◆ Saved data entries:

· · · ·

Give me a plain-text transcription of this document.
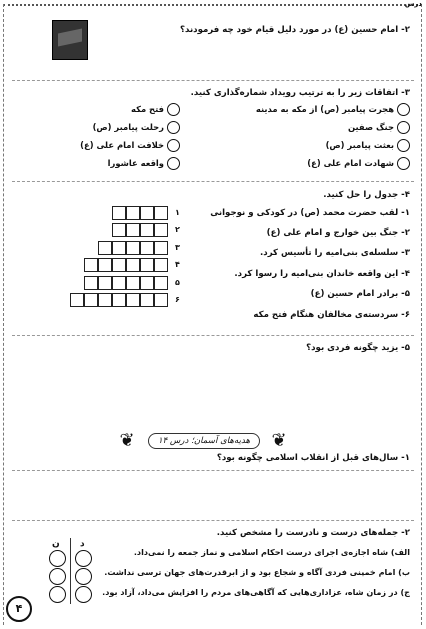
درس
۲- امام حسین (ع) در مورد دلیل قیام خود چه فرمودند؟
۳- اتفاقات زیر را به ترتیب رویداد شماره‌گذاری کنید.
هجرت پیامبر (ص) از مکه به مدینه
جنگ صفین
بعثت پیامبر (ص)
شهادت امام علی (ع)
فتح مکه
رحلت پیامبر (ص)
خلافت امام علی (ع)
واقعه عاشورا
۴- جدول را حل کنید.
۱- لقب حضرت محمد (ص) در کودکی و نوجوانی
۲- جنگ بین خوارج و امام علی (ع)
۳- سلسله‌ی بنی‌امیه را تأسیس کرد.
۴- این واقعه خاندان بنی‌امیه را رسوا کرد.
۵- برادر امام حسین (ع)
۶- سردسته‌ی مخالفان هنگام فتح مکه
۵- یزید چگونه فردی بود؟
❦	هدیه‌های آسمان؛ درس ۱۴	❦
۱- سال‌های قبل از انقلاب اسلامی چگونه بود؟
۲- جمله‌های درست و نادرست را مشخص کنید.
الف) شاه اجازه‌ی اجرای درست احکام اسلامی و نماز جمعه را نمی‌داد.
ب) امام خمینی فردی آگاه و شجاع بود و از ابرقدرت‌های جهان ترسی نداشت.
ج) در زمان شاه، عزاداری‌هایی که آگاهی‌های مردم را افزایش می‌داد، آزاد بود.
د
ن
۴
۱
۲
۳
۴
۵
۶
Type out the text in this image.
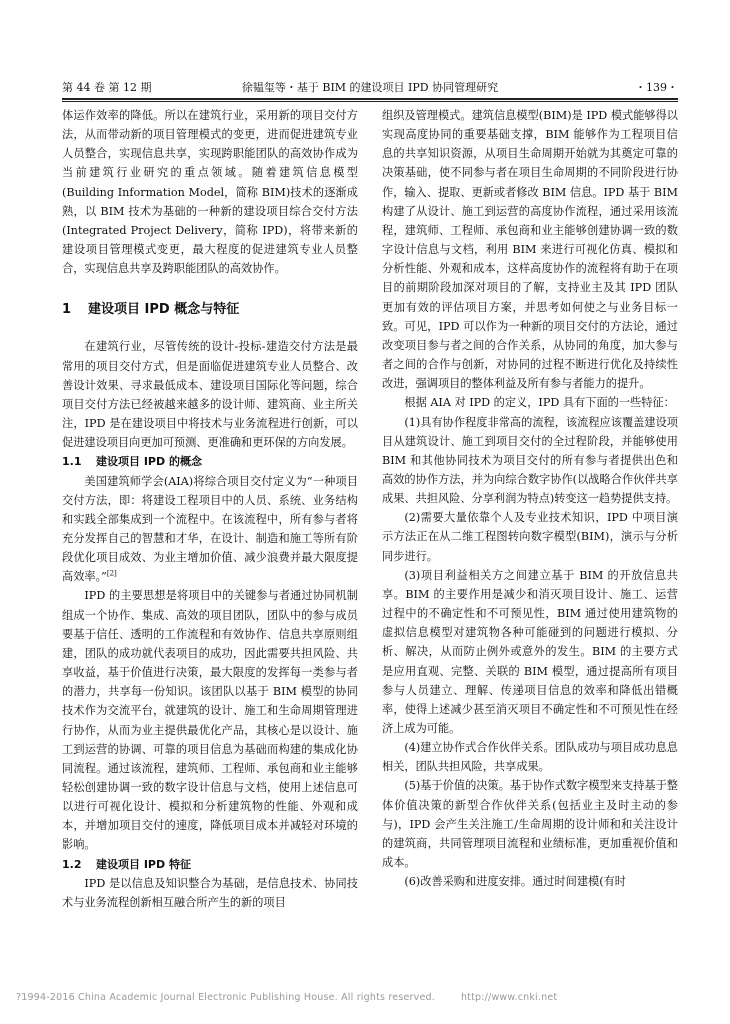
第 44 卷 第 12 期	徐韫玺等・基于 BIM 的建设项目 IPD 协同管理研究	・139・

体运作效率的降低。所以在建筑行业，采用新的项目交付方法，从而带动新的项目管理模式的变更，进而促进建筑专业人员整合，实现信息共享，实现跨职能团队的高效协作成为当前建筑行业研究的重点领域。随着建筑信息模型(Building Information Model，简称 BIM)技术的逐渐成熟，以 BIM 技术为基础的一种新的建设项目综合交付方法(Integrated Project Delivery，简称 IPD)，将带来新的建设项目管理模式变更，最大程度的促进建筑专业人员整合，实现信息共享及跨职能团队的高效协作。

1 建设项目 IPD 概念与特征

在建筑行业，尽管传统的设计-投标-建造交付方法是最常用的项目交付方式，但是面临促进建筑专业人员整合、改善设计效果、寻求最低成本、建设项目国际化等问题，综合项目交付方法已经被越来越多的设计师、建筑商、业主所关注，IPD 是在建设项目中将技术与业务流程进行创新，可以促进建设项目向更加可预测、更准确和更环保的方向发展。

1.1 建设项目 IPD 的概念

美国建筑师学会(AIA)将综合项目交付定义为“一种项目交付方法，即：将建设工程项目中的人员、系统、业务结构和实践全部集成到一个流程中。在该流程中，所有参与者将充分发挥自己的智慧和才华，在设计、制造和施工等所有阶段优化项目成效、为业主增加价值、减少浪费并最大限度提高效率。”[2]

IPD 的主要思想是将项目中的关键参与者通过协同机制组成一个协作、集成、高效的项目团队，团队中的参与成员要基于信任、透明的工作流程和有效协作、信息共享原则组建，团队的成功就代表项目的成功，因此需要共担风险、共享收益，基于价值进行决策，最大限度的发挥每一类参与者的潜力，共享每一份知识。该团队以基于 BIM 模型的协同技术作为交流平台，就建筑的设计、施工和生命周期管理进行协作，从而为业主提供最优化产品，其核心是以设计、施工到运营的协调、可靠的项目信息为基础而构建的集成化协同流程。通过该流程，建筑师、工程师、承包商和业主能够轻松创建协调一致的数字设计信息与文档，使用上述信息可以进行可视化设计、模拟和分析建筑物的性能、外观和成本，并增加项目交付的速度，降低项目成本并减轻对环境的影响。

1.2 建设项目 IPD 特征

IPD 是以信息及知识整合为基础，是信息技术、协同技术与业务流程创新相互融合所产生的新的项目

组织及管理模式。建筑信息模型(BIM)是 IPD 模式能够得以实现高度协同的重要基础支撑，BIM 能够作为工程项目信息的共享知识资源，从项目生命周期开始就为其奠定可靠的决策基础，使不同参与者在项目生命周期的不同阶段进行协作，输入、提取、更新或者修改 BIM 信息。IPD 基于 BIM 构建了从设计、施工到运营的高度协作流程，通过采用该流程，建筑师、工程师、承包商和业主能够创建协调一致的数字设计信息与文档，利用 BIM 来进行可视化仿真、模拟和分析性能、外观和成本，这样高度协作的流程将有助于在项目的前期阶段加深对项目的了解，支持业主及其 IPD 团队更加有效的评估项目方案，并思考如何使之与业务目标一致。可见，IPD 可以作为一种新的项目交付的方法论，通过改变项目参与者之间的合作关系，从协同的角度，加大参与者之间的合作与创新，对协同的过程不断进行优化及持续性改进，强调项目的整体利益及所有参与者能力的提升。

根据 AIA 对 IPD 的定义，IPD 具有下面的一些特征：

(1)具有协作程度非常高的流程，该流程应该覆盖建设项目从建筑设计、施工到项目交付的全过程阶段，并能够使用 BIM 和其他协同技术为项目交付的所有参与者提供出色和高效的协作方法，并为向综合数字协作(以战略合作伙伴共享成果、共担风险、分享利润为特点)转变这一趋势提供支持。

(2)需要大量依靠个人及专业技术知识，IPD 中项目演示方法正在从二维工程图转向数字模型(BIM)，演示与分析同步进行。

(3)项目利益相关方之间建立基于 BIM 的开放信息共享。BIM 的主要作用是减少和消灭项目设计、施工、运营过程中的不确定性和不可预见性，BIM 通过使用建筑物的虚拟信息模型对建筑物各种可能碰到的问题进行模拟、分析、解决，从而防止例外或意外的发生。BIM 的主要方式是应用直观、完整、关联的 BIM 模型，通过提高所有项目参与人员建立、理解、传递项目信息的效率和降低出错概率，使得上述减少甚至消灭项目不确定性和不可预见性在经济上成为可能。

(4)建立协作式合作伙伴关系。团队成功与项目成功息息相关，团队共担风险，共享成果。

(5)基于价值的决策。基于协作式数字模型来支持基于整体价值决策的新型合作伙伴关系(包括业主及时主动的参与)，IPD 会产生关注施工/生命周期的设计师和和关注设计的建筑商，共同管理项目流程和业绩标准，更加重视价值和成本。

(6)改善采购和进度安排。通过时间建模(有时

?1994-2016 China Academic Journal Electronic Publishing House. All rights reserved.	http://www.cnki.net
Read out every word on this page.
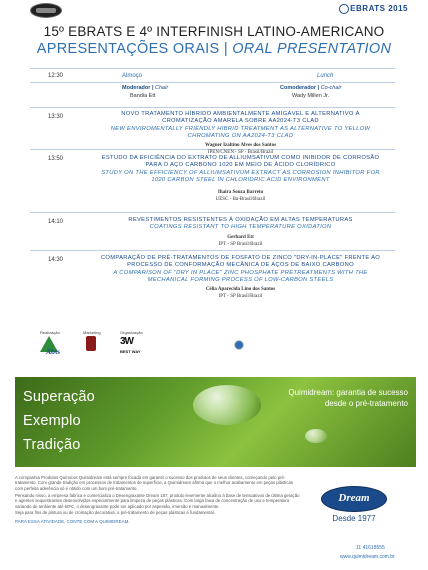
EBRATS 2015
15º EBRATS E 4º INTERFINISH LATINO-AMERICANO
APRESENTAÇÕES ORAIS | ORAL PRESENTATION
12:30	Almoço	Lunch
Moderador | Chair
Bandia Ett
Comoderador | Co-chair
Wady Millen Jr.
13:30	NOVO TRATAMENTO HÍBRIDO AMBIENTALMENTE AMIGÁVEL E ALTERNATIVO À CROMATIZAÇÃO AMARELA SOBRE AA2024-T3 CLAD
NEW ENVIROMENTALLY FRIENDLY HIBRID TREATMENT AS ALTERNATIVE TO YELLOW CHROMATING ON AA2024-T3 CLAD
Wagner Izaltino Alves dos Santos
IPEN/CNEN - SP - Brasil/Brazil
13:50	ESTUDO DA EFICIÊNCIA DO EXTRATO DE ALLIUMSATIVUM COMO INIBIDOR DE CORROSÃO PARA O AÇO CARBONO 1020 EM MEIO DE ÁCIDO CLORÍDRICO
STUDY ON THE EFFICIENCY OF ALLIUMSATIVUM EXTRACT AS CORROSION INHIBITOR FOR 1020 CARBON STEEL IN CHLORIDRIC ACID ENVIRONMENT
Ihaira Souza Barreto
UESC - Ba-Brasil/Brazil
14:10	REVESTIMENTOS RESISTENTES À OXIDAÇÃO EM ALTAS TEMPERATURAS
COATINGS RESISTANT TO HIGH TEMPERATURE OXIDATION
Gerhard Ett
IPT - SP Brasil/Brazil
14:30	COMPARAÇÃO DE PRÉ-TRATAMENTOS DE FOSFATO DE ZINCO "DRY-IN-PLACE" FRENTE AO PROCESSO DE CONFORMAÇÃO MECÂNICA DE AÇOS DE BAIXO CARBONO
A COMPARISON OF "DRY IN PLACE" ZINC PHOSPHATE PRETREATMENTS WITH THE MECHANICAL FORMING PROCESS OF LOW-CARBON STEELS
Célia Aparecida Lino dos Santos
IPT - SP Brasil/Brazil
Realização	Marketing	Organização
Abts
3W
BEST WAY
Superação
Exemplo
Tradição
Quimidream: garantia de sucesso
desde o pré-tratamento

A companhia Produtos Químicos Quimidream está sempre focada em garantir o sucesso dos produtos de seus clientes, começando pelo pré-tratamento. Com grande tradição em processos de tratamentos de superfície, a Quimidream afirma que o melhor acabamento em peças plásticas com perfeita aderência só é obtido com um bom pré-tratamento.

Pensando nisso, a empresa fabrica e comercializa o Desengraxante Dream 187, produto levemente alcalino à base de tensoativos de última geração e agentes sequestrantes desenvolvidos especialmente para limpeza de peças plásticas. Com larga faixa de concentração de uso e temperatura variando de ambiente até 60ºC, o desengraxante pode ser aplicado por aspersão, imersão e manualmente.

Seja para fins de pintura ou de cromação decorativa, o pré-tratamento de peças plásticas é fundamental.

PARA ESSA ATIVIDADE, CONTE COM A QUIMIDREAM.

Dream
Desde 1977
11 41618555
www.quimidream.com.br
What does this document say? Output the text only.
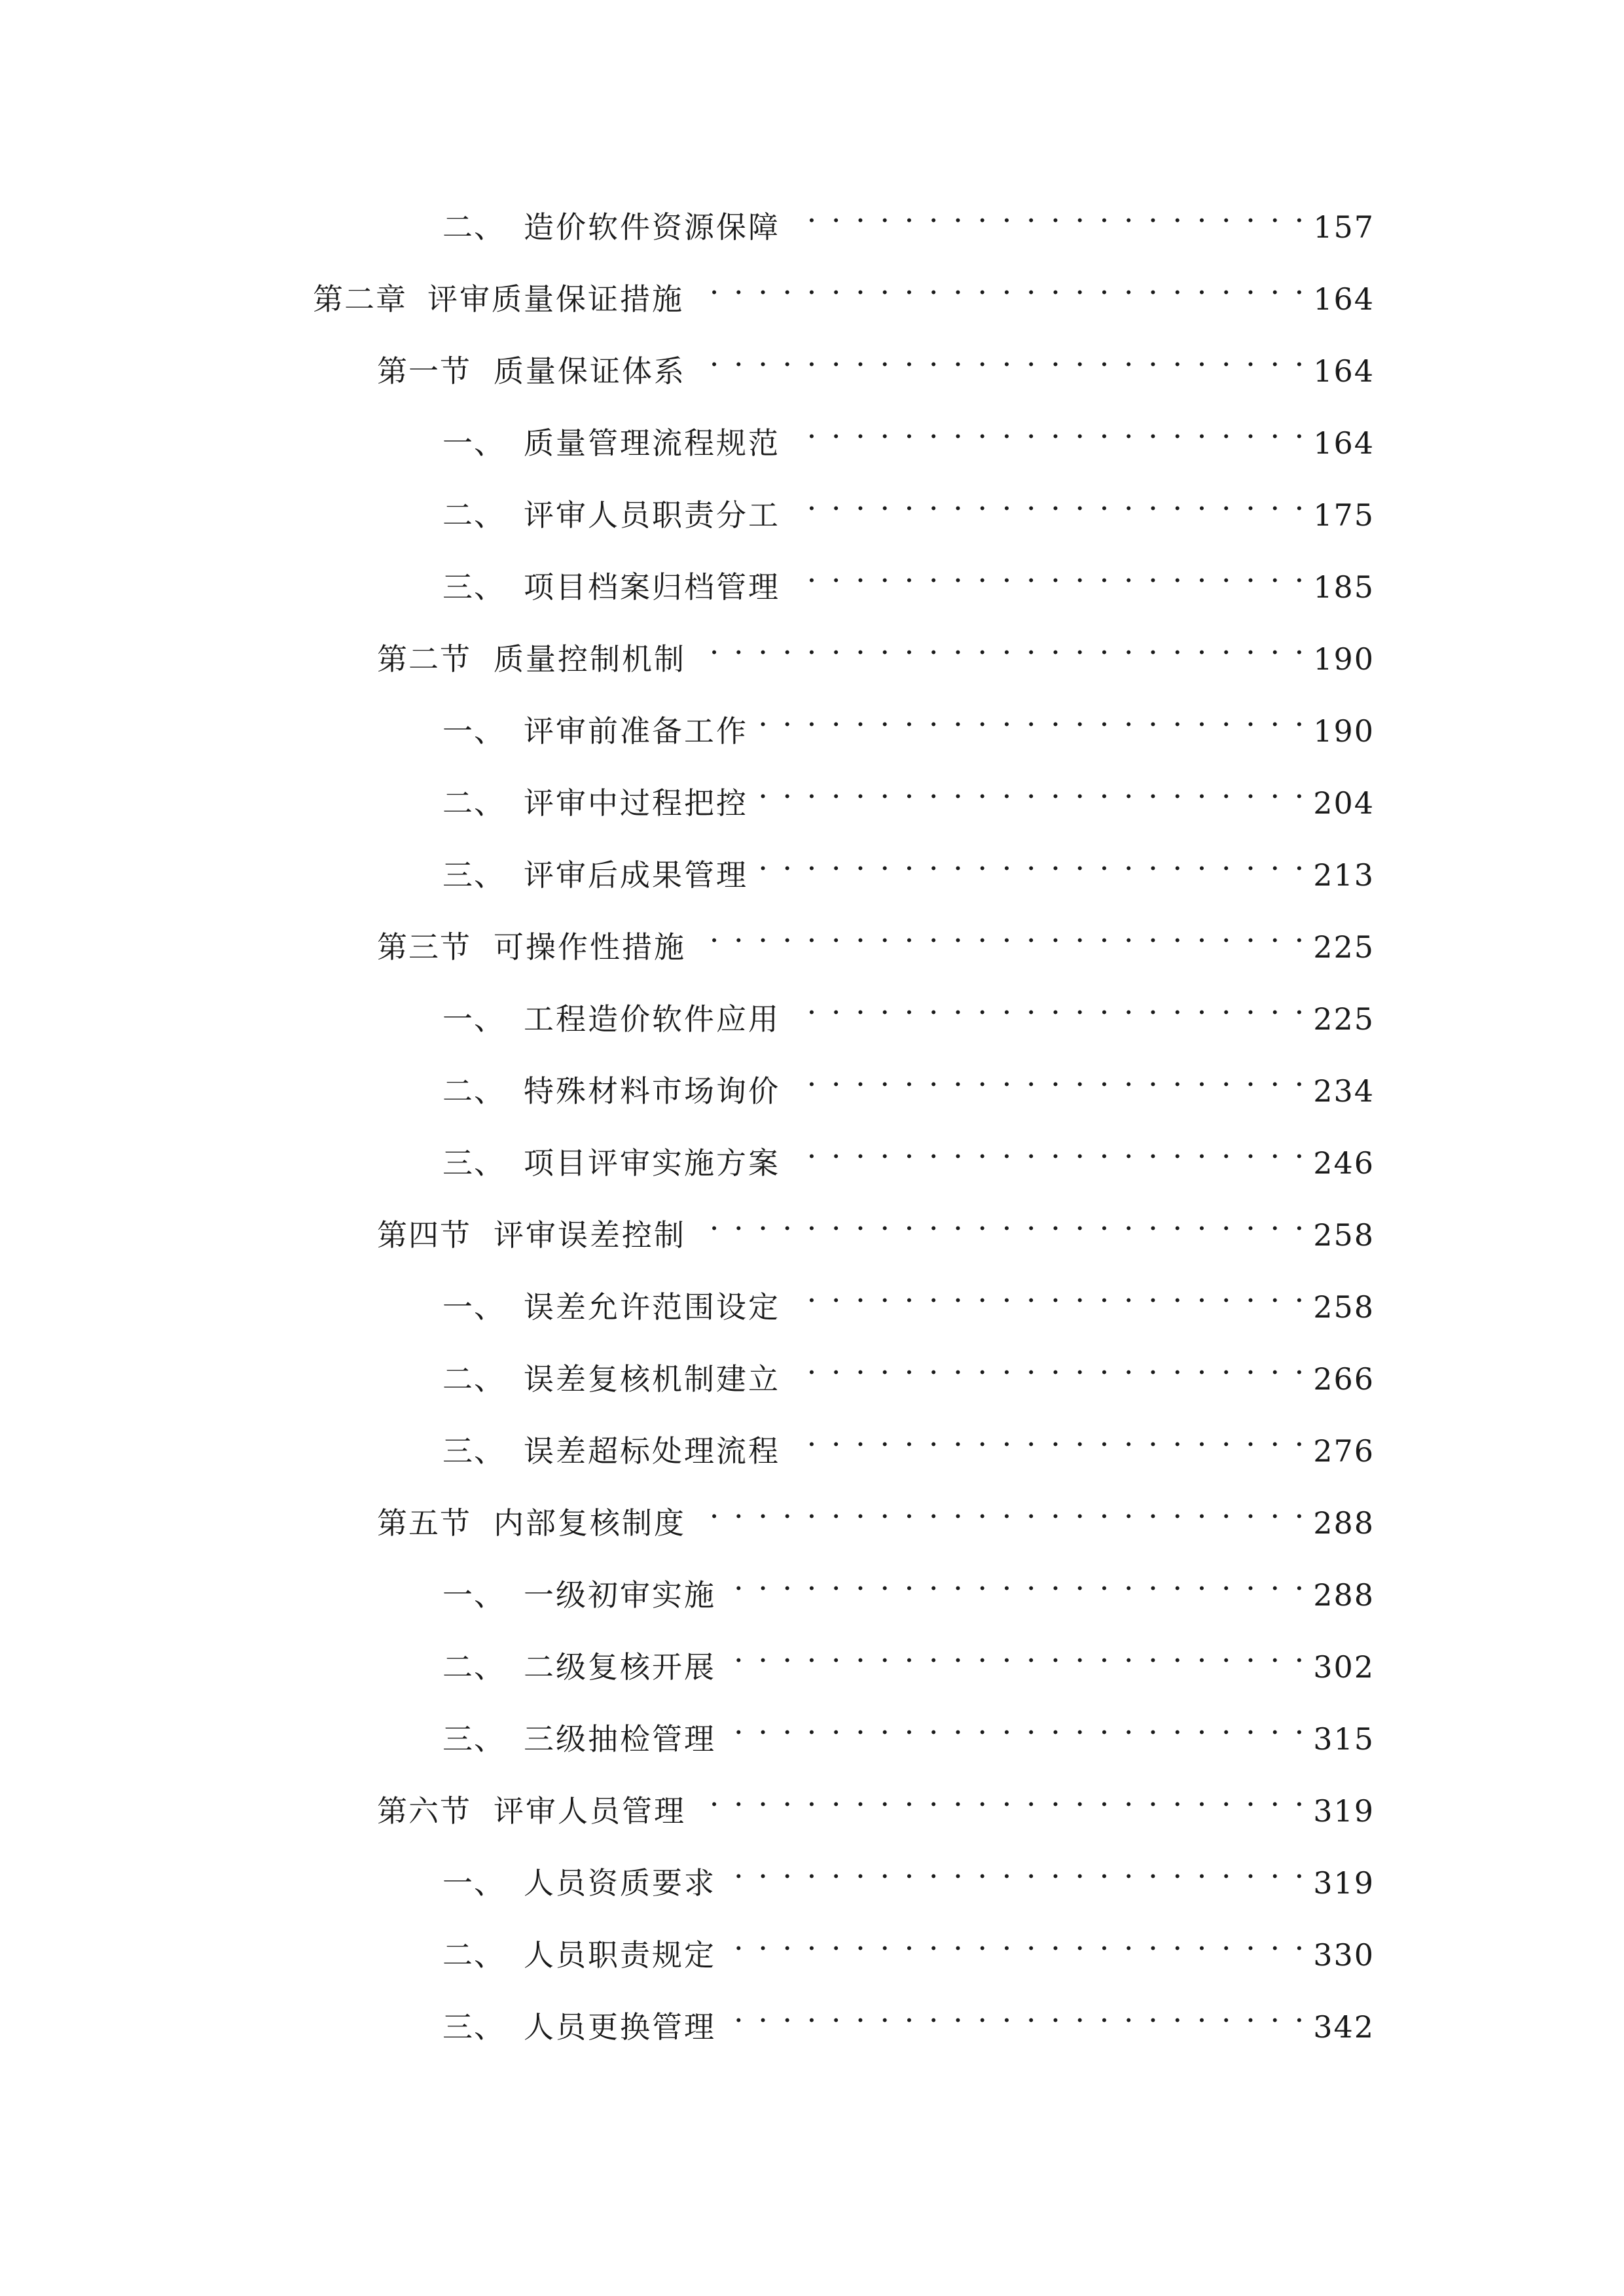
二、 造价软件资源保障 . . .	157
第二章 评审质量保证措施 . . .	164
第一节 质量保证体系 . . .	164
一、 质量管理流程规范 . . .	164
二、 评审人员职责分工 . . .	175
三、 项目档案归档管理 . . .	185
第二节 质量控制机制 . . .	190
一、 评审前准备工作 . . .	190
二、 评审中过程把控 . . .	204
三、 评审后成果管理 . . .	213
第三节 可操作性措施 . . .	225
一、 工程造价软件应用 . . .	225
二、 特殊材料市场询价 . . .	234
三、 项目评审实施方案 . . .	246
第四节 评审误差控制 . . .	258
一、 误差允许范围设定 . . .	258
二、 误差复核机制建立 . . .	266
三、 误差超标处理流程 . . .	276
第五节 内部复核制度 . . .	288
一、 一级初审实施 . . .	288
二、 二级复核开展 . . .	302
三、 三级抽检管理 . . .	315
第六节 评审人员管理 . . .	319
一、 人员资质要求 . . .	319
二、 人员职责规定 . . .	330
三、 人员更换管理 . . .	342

· · · ·

◆ GIVEN EXERCISE:
Identify each line containing the string "امیه" and copy it out.

◆ SOLUTION FOR THIS PROBLEM:
۳- سلسله‌ی بنی‌امیه را تأسیس کرد.
۴- این واقعه خاندان بنی‌امیه را رسوا کرد.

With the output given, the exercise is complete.